===== Records
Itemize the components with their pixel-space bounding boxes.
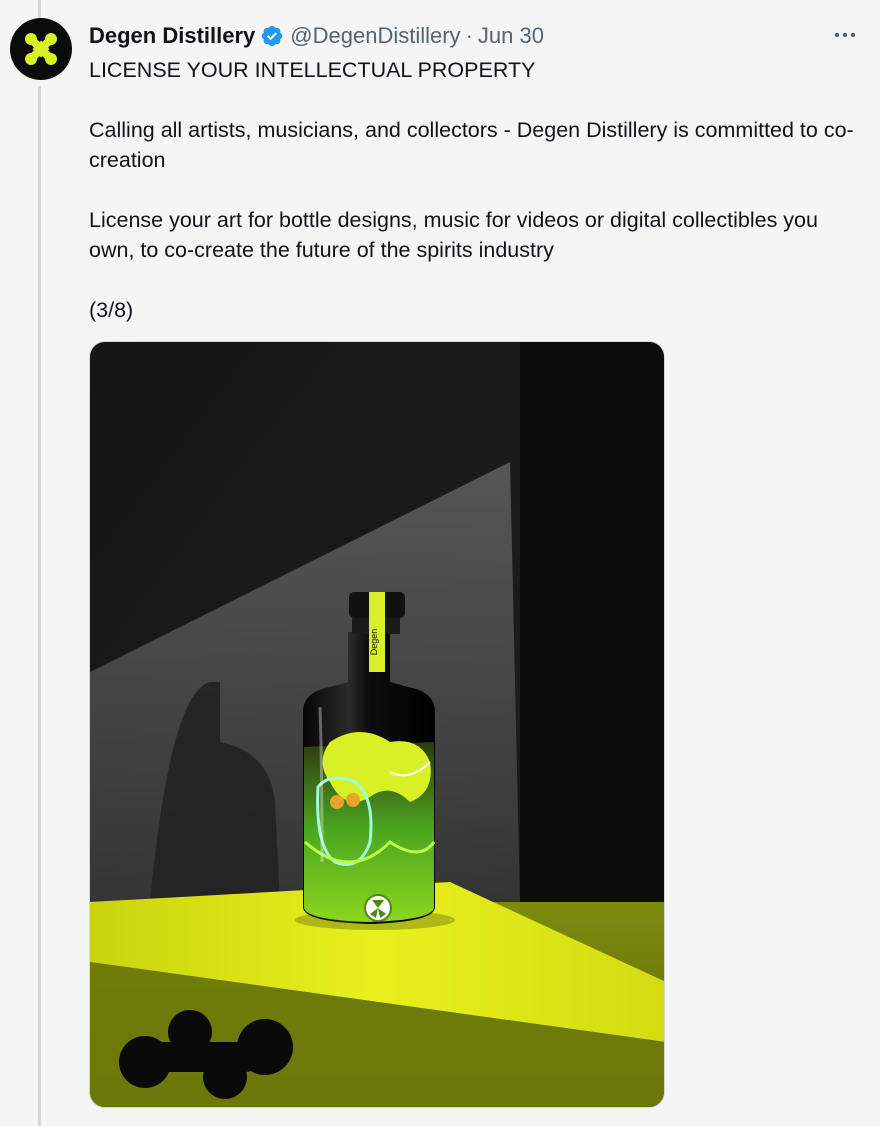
author-handle[interactable]: @DegenDistillery xyxy=(290,21,460,51)
bottle-neck-label: Degen xyxy=(369,629,379,656)
tweet-header: Degen Distillery @DegenDistillery · Jun … xyxy=(89,20,860,52)
avatar[interactable] xyxy=(10,18,72,80)
tweet-text-paragraph: License your art for bottle designs, mus… xyxy=(89,208,818,262)
separator-dot: · xyxy=(465,23,473,48)
author-display-name[interactable]: Degen Distillery xyxy=(89,21,255,51)
more-dots-icon[interactable] xyxy=(832,22,858,48)
tweet-text-paragraph: Calling all artists, musicians, and coll… xyxy=(89,118,854,172)
tweet-text-headline: LICENSE YOUR INTELLECTUAL PROPERTY xyxy=(89,58,536,82)
thread-line-top xyxy=(38,0,41,20)
tweet-media-image[interactable]: Degen xyxy=(89,341,665,1108)
tweet-date[interactable]: Jun 30 xyxy=(478,21,544,51)
bottle-photo: Degen xyxy=(90,342,664,1107)
tweet[interactable]: Degen Distillery @DegenDistillery · Jun … xyxy=(0,0,880,1126)
verified-badge-icon xyxy=(260,24,284,48)
tweet-thread-counter: (3/8) xyxy=(89,298,134,322)
tweet-text: LICENSE YOUR INTELLECTUAL PROPERTY Calli… xyxy=(89,55,869,325)
degen-x-logo-icon xyxy=(25,33,57,65)
thread-line-bottom xyxy=(38,86,41,1126)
==========
**Task requirements**
Copy the data above line for line, keeping every character unchanged, but leave the picture out of your answer.

**Solved problem**
Itemize the components with their pixel-space bounding boxes.
author-handle[interactable]: @DegenDistillery xyxy=(290,21,460,51)
bottle-neck-label: Degen xyxy=(369,629,379,656)
tweet-header: Degen Distillery @DegenDistillery · Jun … xyxy=(89,20,860,52)
avatar[interactable] xyxy=(10,18,72,80)
tweet-text-paragraph: License your art for bottle designs, mus… xyxy=(89,208,818,262)
separator-dot: · xyxy=(465,23,473,48)
author-display-name[interactable]: Degen Distillery xyxy=(89,21,255,51)
more-dots-icon[interactable] xyxy=(832,22,858,48)
tweet-text-paragraph: Calling all artists, musicians, and coll… xyxy=(89,118,854,172)
tweet-text-headline: LICENSE YOUR INTELLECTUAL PROPERTY xyxy=(89,58,536,82)
thread-line-top xyxy=(38,0,41,20)
tweet-media-image[interactable]: Degen xyxy=(89,341,665,1108)
tweet-date[interactable]: Jun 30 xyxy=(478,21,544,51)
bottle-photo: Degen xyxy=(90,342,664,1107)
tweet[interactable]: Degen Distillery @DegenDistillery · Jun … xyxy=(0,0,880,1126)
verified-badge-icon xyxy=(260,24,284,48)
tweet-thread-counter: (3/8) xyxy=(89,298,134,322)
tweet-text: LICENSE YOUR INTELLECTUAL PROPERTY Calli… xyxy=(89,55,869,325)
degen-x-logo-icon xyxy=(25,33,57,65)
thread-line-bottom xyxy=(38,86,41,1126)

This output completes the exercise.